Document
☆ ☆ ☆ ☆
[gdal-dev] [update] Re: Travis CI continuous integration service for GDAL

Even Rouault even.rouault at mines-paris.org
Sat Oct 13 16:02:52 PDT 2012


Just a quick follow-up.

I've just received the first pull request ( 
https://github.com/OSGeo/gdal/pull/1 ) and managed to merge it and commit it 
to SVN with the following (based on your below advice) :

git checkout trunk
git svn rebase
git checkout -b nas-fixes
git pull https://github.com/jef-n/gdal nas-fixes
git rebase -i trunk  # here I've "merged" a few commits into single ones (for 
commits that fixed previous commits)

# compile, test, etc...

git checkout trunk
git merge nas-fixes
git svn dcommit --dry-run # just to be sure
git show first_hash..last_hash # just to be sure
git svn dcommit

The only annoying (but logical) thing is that I appear as the committer of the 
changes, instead of the original author. Perhaps there would be an automated 
way of adding the original git commiter name in the SVN commit message to keep 
proper attribution.

An interesting thing with Travis is that it also builds the pull requests, so, 
even before looking at the code, it is easy to check if a pull request isn't 
too broken.

> reviewer can either push commits to that repos, or add commits after
> pulling the contributor's code.
> 
> What you would look for is called "interactive rebasing"
☆ ☆ ☆ ☆
Actions to take
**A)** Reproduce the GDAL mailing-list post word for word, starting at "An interesting thing" and ending at "too broken.".
**B)** Pick up the GDAL mailing-list post about Travis CI at the point where it stops, and keep writing it.

Records provided
☆ ☆ ☆ ☆
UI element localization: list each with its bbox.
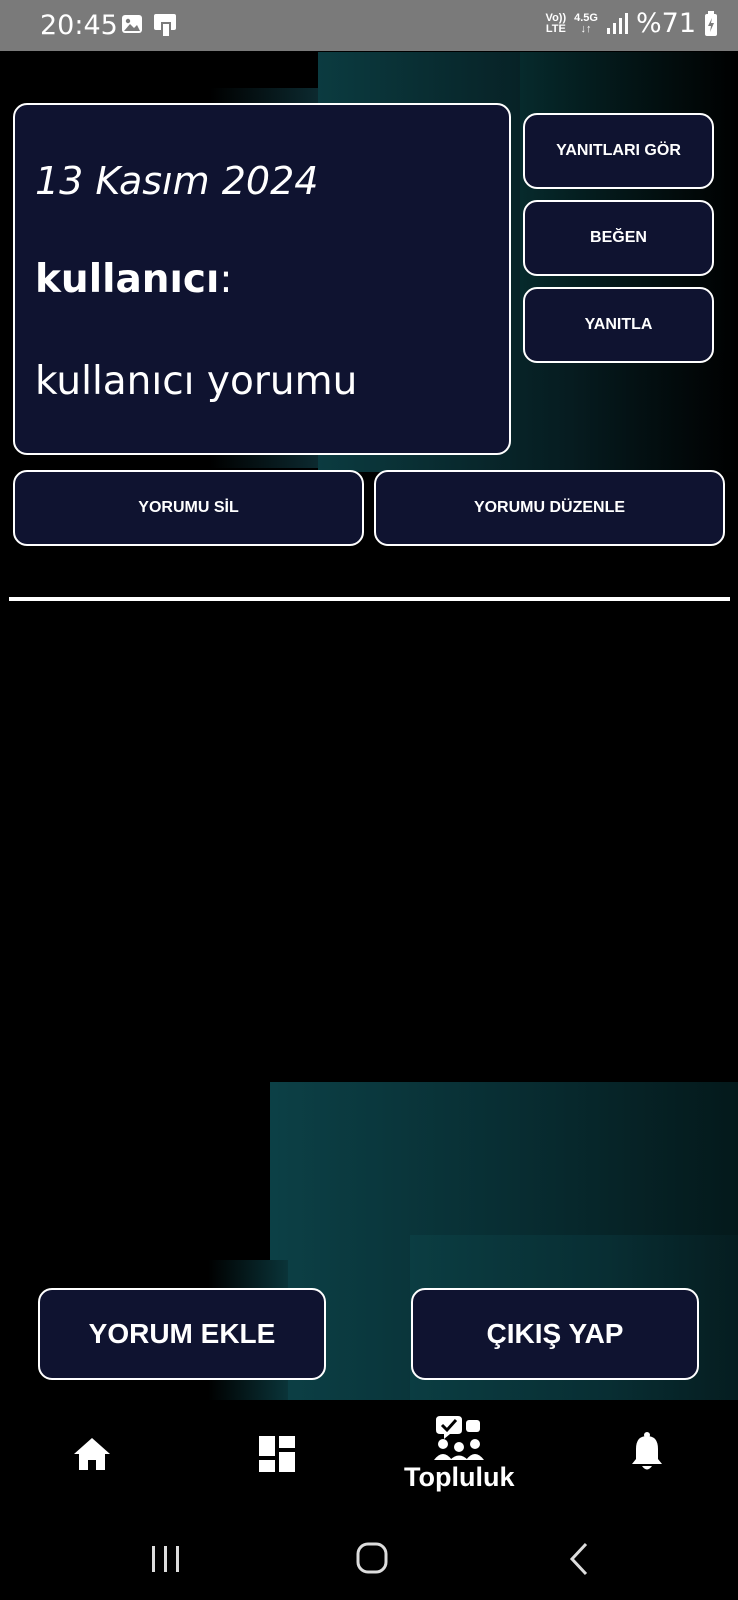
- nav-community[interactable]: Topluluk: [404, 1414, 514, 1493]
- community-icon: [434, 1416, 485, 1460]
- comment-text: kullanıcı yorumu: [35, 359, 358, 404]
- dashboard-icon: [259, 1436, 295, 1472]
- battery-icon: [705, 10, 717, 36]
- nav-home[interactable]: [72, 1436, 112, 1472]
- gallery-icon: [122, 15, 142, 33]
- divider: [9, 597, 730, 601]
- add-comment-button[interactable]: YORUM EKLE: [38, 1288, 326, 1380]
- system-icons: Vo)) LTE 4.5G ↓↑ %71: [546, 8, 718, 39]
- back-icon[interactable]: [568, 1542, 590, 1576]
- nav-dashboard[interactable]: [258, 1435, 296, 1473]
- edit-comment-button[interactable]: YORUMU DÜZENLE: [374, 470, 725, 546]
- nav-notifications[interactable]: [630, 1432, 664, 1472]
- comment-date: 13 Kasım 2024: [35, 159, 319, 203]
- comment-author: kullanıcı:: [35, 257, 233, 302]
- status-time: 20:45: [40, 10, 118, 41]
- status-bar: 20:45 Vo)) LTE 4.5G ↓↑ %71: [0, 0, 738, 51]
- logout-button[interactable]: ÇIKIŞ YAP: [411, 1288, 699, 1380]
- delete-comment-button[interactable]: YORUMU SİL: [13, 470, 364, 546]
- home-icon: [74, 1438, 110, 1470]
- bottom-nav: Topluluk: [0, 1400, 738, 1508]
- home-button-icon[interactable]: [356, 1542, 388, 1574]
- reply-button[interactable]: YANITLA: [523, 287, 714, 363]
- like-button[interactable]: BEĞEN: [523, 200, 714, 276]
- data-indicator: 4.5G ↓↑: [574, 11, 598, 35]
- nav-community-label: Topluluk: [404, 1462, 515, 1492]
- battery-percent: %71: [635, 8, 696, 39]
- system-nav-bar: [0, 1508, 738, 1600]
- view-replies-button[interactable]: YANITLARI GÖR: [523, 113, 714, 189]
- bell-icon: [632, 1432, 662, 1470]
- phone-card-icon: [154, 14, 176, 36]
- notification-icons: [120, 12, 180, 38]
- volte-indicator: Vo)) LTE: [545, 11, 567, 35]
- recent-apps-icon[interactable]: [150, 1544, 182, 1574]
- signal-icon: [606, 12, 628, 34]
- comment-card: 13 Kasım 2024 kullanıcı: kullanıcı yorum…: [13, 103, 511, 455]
☆ ☆ ☆ ☆
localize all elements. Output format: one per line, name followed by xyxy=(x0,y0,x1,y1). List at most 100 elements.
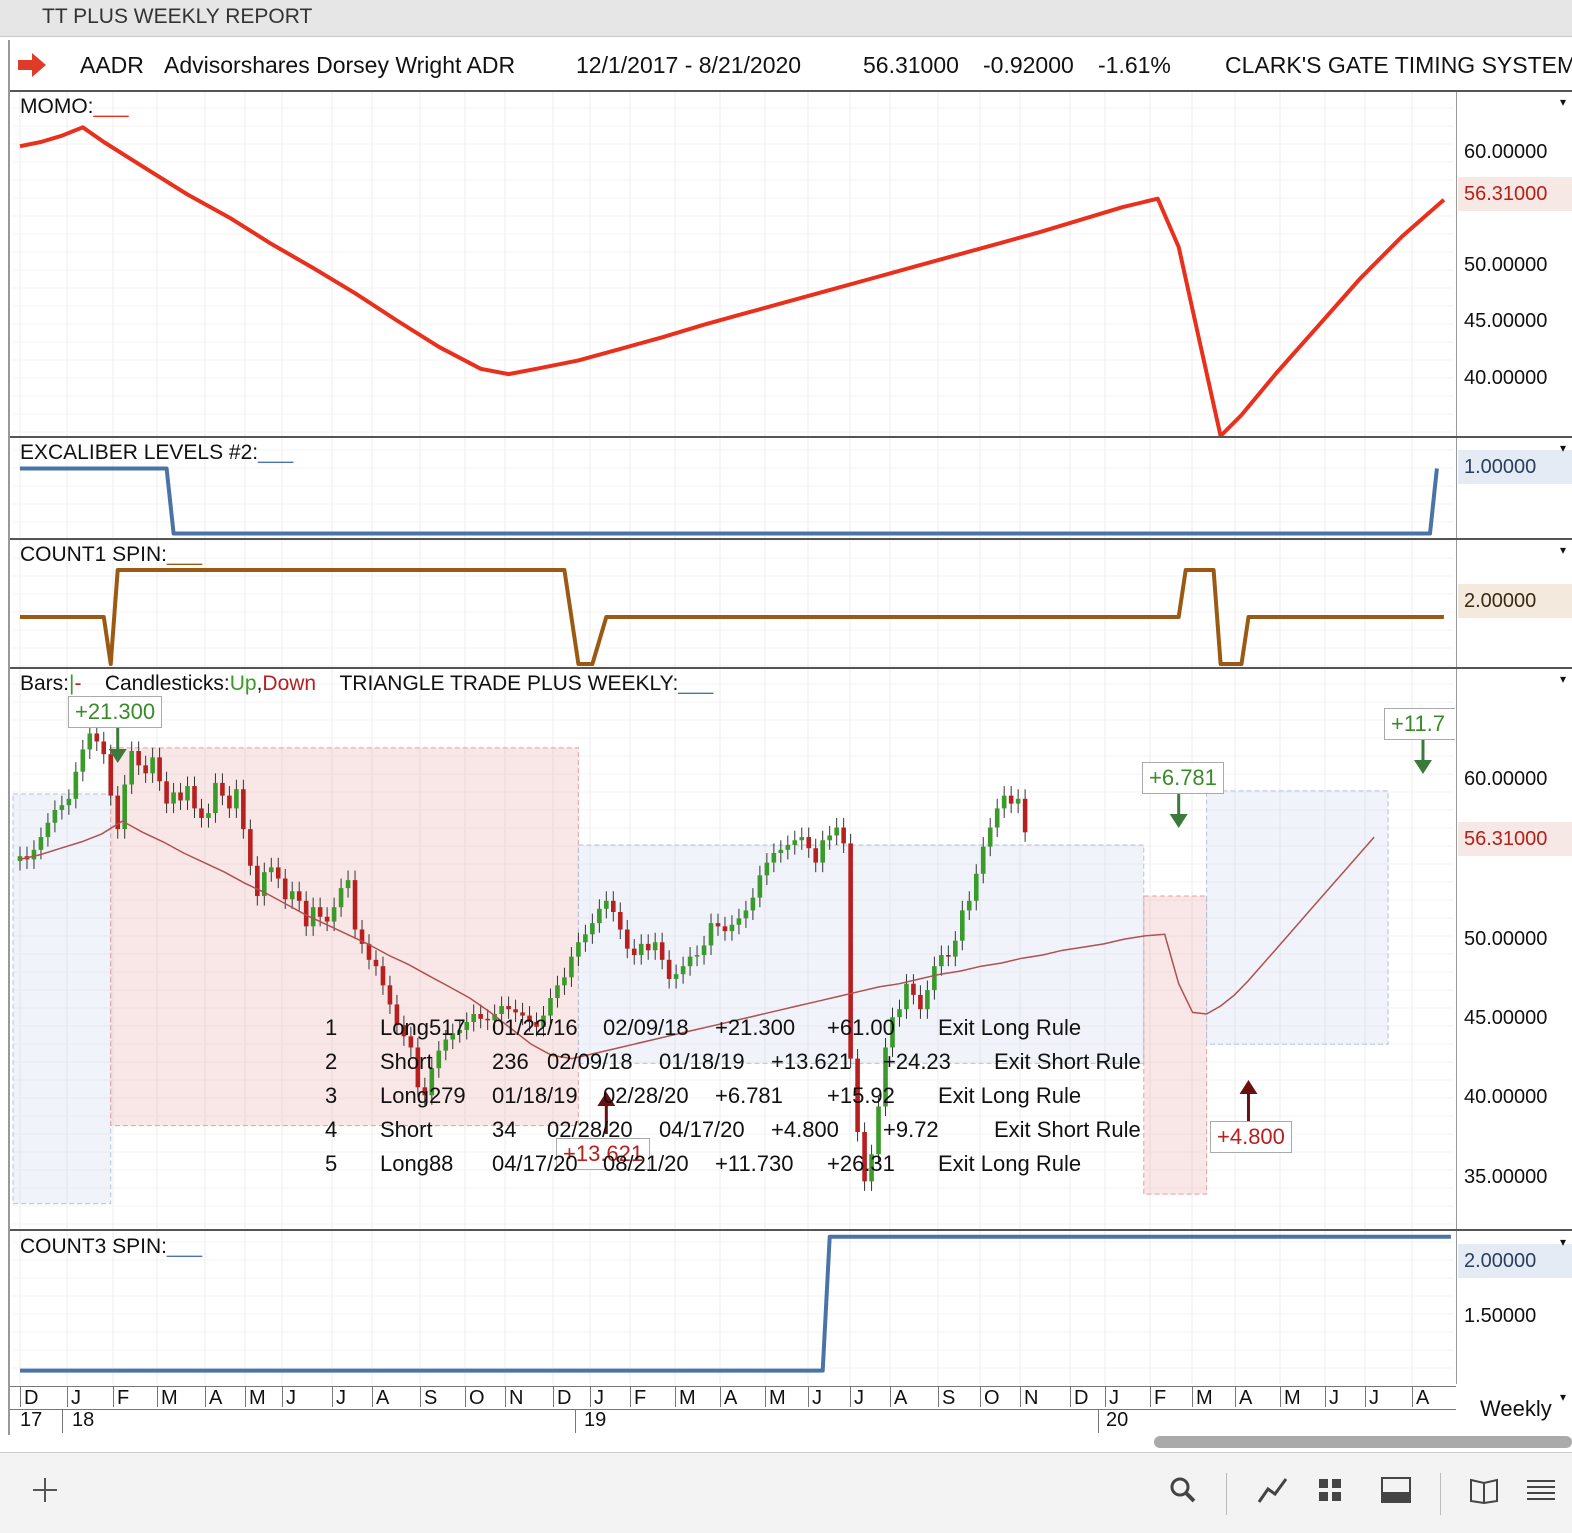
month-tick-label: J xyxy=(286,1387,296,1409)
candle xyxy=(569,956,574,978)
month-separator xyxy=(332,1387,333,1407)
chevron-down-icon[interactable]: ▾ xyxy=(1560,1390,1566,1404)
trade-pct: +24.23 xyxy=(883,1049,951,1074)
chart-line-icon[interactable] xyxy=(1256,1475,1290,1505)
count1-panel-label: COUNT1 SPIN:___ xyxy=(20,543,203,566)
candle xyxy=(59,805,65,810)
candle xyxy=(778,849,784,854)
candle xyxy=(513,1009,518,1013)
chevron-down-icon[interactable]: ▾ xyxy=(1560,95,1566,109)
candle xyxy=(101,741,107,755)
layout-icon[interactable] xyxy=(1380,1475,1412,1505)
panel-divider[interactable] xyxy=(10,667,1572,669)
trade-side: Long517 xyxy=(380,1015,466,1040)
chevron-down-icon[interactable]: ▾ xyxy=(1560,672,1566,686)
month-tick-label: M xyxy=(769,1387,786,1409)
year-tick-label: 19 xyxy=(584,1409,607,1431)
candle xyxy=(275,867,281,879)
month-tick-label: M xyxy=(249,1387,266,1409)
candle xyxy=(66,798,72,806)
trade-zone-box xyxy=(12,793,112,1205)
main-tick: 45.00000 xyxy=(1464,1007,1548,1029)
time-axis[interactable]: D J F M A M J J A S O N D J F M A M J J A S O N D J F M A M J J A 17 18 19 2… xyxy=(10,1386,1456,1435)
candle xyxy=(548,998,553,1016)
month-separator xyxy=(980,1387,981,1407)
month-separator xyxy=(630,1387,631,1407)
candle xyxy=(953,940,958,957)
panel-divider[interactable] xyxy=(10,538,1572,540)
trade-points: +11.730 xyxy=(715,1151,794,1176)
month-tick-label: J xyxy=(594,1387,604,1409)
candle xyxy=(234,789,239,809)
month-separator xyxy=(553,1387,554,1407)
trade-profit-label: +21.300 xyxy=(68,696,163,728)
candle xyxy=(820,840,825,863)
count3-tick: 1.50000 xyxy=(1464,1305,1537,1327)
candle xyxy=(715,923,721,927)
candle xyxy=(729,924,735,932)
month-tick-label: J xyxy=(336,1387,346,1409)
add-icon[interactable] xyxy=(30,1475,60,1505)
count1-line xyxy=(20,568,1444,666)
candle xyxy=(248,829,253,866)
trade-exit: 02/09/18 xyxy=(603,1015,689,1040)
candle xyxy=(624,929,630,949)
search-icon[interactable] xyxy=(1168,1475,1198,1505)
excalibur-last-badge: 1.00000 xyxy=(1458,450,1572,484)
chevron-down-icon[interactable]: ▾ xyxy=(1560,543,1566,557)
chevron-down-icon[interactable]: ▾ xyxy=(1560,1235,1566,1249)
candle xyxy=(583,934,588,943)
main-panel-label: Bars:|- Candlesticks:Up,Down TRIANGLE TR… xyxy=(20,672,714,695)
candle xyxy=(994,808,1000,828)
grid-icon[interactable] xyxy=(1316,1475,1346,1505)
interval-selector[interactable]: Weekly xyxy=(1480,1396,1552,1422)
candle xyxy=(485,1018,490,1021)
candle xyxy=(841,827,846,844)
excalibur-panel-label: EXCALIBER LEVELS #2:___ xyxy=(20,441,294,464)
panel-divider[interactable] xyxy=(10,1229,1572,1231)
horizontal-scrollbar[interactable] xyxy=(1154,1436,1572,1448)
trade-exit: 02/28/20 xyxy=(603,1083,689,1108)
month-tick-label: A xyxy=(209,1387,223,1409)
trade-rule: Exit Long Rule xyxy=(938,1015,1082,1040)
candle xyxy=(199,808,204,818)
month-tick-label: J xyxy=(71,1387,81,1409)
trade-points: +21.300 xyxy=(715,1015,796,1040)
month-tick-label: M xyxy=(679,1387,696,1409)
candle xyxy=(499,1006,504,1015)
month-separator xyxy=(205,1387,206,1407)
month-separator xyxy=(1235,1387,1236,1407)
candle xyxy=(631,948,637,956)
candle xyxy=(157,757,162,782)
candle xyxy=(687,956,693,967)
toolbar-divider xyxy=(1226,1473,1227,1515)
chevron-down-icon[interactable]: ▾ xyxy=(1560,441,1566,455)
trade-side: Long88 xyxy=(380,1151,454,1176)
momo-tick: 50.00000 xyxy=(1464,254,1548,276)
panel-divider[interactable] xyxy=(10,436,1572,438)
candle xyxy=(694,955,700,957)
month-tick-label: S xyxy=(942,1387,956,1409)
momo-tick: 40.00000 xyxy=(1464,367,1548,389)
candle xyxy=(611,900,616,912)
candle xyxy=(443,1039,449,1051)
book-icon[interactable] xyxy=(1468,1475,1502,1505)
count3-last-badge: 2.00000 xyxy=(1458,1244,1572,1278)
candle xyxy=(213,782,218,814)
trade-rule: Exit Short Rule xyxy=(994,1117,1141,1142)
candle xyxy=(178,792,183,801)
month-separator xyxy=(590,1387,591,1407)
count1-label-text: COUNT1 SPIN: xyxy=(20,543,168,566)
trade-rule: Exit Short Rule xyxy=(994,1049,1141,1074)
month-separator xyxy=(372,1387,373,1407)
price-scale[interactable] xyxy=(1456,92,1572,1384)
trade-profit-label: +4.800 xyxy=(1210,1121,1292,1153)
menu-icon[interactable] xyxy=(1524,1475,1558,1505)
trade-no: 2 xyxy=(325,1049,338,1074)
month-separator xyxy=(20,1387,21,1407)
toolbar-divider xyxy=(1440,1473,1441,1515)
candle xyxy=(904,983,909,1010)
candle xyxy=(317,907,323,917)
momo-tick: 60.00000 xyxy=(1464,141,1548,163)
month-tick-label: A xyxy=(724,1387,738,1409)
☆ ☆ ☆ ☆
Task-by-task results
**A)**
An interesting thing with Travis is that it also builds the pull requests, so, 
even before looking at the code, it is easy to check if a pull request isn't 
too broken.

**B)**
> 
> You can "squash" history in a single commit doing git rebase -i
> <hash>, which will open an editor with the commits since <hash>, you
> then mark all commits except one as "squash"..
> History will then contain a single commit, but it will not let you
> push back to the same branch (unless you do a force push, which messes
> with the history)
> 
> So the sequence would be:
> 
> git pull <some repos> <some branch>
> git rebase -i <hash>
> <mark commits as "squash">
> git push origin master
> 
> But this removes the commits from the original authore, so to keep
> history you would do
> 
> git pull <some repos> <some branch>
> git push origin master
> 
> >> I even did some collaborative work last year in gdal using github as
> >> the shared repos, and pushing to svn but that was a bit clumsy (the
> >> git-svn part) and I have stopped using that approach.
> > 
> > you mean "git svn dcommit" didn't work as you expected ?
> 
> it's a little unwieldy, but seems to work as expected. I was always
> nervous to do something wrong - because a svn commit / svn dcommit
> cannot be reversed, unlike git commit (until you push),
> so I was always doing a dry-run commit, examine the diffs, and then do
> a real dcommit.
> 
> But it does work, as long as you're careful.  It's just a bit more
> involved than working with git or svn alone.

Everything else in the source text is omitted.